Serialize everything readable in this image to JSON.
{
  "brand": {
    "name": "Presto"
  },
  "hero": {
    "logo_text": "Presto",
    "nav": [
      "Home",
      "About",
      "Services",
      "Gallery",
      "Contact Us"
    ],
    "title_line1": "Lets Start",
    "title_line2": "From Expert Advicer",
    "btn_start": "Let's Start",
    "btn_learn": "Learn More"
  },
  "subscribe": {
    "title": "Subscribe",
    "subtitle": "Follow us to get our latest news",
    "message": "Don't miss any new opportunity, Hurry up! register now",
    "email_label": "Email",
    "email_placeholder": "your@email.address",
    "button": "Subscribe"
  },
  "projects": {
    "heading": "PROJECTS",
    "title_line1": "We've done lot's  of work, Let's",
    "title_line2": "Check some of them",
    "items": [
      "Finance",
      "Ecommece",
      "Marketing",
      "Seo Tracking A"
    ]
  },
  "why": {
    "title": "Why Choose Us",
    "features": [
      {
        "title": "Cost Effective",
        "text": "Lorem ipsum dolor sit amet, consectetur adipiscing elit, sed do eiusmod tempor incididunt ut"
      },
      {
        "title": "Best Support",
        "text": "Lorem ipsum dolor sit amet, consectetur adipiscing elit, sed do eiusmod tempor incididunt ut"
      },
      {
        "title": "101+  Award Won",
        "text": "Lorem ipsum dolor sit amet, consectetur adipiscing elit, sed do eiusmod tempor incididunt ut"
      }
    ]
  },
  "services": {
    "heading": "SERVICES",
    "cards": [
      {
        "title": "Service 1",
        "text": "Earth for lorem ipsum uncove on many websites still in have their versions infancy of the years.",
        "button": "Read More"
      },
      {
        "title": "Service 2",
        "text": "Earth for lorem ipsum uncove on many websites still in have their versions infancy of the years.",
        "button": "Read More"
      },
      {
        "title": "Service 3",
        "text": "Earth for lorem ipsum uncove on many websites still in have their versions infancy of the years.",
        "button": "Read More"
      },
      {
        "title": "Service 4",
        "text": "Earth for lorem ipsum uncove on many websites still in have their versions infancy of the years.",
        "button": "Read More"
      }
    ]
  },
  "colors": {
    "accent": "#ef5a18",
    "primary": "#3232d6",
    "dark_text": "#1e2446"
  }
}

## Written instruction
Write out every line from the entries where "heading" appears.

## Answer below
    "heading": "PROJECTS",
    "heading": "SERVICES",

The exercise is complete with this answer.